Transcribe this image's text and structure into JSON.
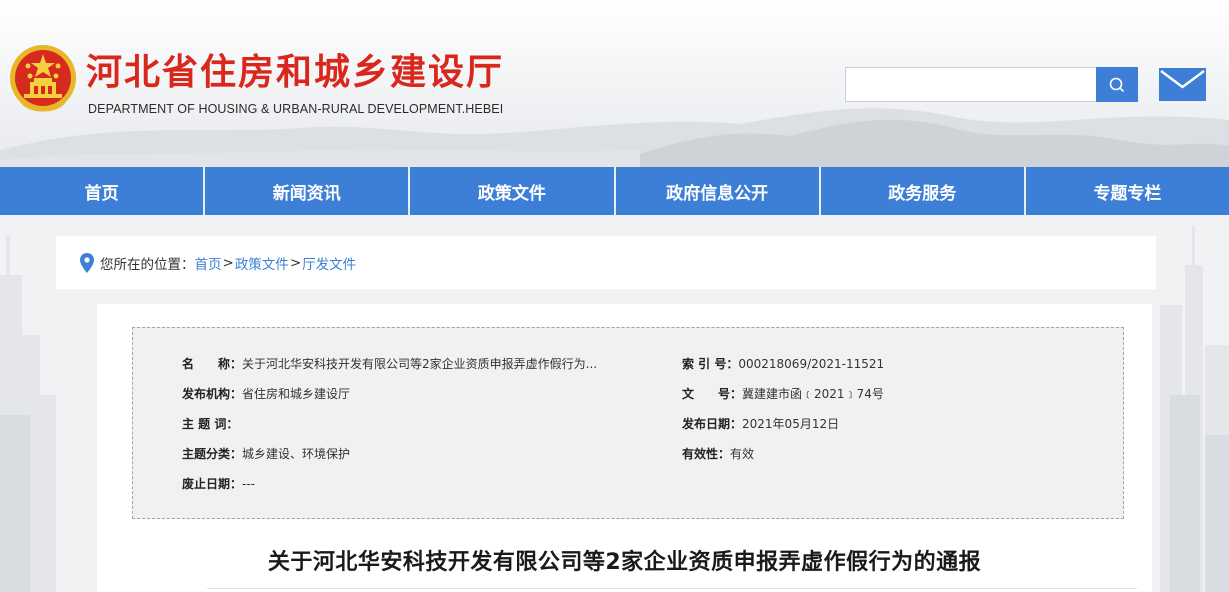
{
  "header": {
    "title": "河北省住房和城乡建设厅",
    "subtitle": "DEPARTMENT OF HOUSING & URBAN-RURAL DEVELOPMENT.HEBEI",
    "search_placeholder": "",
    "colors": {
      "title": "#d9271c",
      "accent": "#3d7fd6"
    }
  },
  "nav": {
    "items": [
      {
        "label": "首页"
      },
      {
        "label": "新闻资讯"
      },
      {
        "label": "政策文件"
      },
      {
        "label": "政府信息公开"
      },
      {
        "label": "政务服务"
      },
      {
        "label": "专题专栏"
      }
    ]
  },
  "breadcrumb": {
    "prefix": "您所在的位置：",
    "items": [
      "首页",
      "政策文件",
      "厅发文件"
    ],
    "separator": ">"
  },
  "meta": {
    "name_label": "名　　称：",
    "name_value": "关于河北华安科技开发有限公司等2家企业资质申报弄虚作假行为...",
    "index_label": "索 引 号：",
    "index_value": "000218069/2021-11521",
    "org_label": "发布机构：",
    "org_value": "省住房和城乡建设厅",
    "docno_label": "文　　号：",
    "docno_value": "冀建建市函﹝2021﹞74号",
    "keywords_label": "主 题 词：",
    "keywords_value": "",
    "date_label": "发布日期：",
    "date_value": "2021年05月12日",
    "category_label": "主题分类：",
    "category_value": "城乡建设、环境保护",
    "validity_label": "有效性：",
    "validity_value": "有效",
    "expire_label": "废止日期：",
    "expire_value": "---"
  },
  "document": {
    "title": "关于河北华安科技开发有限公司等2家企业资质申报弄虚作假行为的通报"
  }
}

Exercise: Print the complete listing exactly, apart from any pictures.

Task solution:
Transcribe this image's text and structure into JSON.
{
  "header": {
    "title": "河北省住房和城乡建设厅",
    "subtitle": "DEPARTMENT OF HOUSING & URBAN-RURAL DEVELOPMENT.HEBEI",
    "search_placeholder": "",
    "colors": {
      "title": "#d9271c",
      "accent": "#3d7fd6"
    }
  },
  "nav": {
    "items": [
      {
        "label": "首页"
      },
      {
        "label": "新闻资讯"
      },
      {
        "label": "政策文件"
      },
      {
        "label": "政府信息公开"
      },
      {
        "label": "政务服务"
      },
      {
        "label": "专题专栏"
      }
    ]
  },
  "breadcrumb": {
    "prefix": "您所在的位置：",
    "items": [
      "首页",
      "政策文件",
      "厅发文件"
    ],
    "separator": ">"
  },
  "meta": {
    "name_label": "名　　称：",
    "name_value": "关于河北华安科技开发有限公司等2家企业资质申报弄虚作假行为...",
    "index_label": "索 引 号：",
    "index_value": "000218069/2021-11521",
    "org_label": "发布机构：",
    "org_value": "省住房和城乡建设厅",
    "docno_label": "文　　号：",
    "docno_value": "冀建建市函﹝2021﹞74号",
    "keywords_label": "主 题 词：",
    "keywords_value": "",
    "date_label": "发布日期：",
    "date_value": "2021年05月12日",
    "category_label": "主题分类：",
    "category_value": "城乡建设、环境保护",
    "validity_label": "有效性：",
    "validity_value": "有效",
    "expire_label": "废止日期：",
    "expire_value": "---"
  },
  "document": {
    "title": "关于河北华安科技开发有限公司等2家企业资质申报弄虚作假行为的通报"
  }
}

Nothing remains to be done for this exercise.